• **Document section**
────────────────────

By JAY BEMIS
Best Read Guide Correspondent
LAS VEGAS -- When the Desert Passage shopping center at the new Aladdin opened its doors in August, it expected perhaps 50,000 visitors per day. A day shy of celebrating its two-week anniversary, the Passage announced that it had welcomed its millionth guest -- a per-diem average of nearly 77,000 people.
So it goes on the Las Vegas retail front, which is considered the most prime in the world. Projections are made, then surpassed.
"Every year, Las Vegas enjoys double-digit increases in tourism," notes Sue Gorniak, retail marketing director for Desert Passage. "The occupancy rate in hotels continues to grow and visitors continue to flock, so there's really no end in sight."
Average sales revenues in Las Vegas are $1,000 to $1,400 per square foot, compared to a national average of $350, according to the Las Vegas Convention and Visitors Authority. Overall, shoppers spent $22.5 million in Las Vegas in 1999. That was more than New York and San Francisco -- $15.5 million and $6.5 million, respectively -- combined, according to Colliers International, a real estate brokerage firm that specializes in retail on the Strip.
Such figures are not only bringing new shopping complexes to Las Vegas. Complexes that are somewhat of a fixture in the City that Never Sleeps are deciding that it's time to expand.
The Forum Shops at Caesars Palace is adding 240,000 feet of space and will grow to 740,000 square feet overall. With sales revenues of $1,400 per square foot, the Forum Shops is the top grossing mall in the country.

────────────────────

• **Given material**

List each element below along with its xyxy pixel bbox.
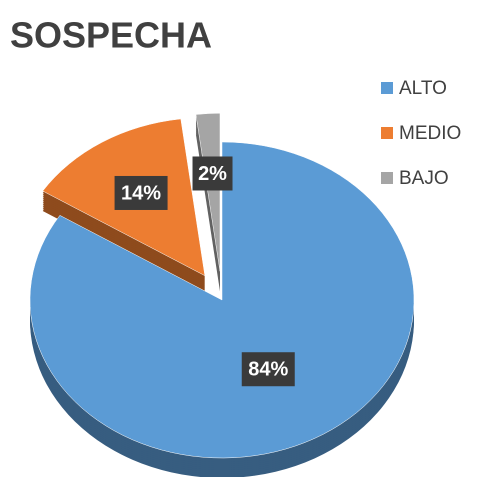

────────────────────

• **Exercise aim**
Continue the article on the Las Vegas retail boom, starting right after its last paragraph on the Forum Shops at Caesars Palace.

• **Expected answer**
Opened in 1992, the Forum features hourly lighted-fountain shows with fiery statues of Roman gods and goddesses. Those shows attract tourists who want to capture the scene on film and videotape. As a result, the Forum draws about 50,000 visitors a day, or 18 million annually. About 80 percent of those visitors are tourists; the rest are local shoppers. And one-fifth of the tourists are international shoppers who will spend three times as much as the locals do.
The Fashion Show Mall, meanwhile, plans a $350 million expansion that will double its size to 1.7 million square feet. The theme's the thing there, too, of course -- developers promise that the new mall will be like walking through a giant fashion magazine. One runway, for example, will provide continual fashion entertainment. Key players in the fashion world and fashion editors are expected to stage big, inside events regularly. And grabbing attention on the exterior will be a 180-foot-high, 600-foot-by-150-foot umbrella along the Strip. It will provide shade for a plaza of restaurants and sidewalk cafes by day, and events from the Fashion Village will be projected on the jumbo bumbershoot at night.
Another major indoor shopping mall on the Strip is the Grand Canal Shoppes at the Venetian, which features gondola rides and wandering minstrels. It, too plans to expand its space. So does the Showcase Mall, now considered a mini-mall. However, Showcase only will get mightier with another 100,000 square feet of space and its already existing and popular attractions: World of Coca-Cola, M&M World and Ethyl M Chocolates.
In addition to four major malls on the Strip, Las Vegas is home to BELZ Factory Outlet Mall, Fashion Outlet Las Vegas, Meadows Mall, Galleria at Sunset and Boulevard Mall off the Strip.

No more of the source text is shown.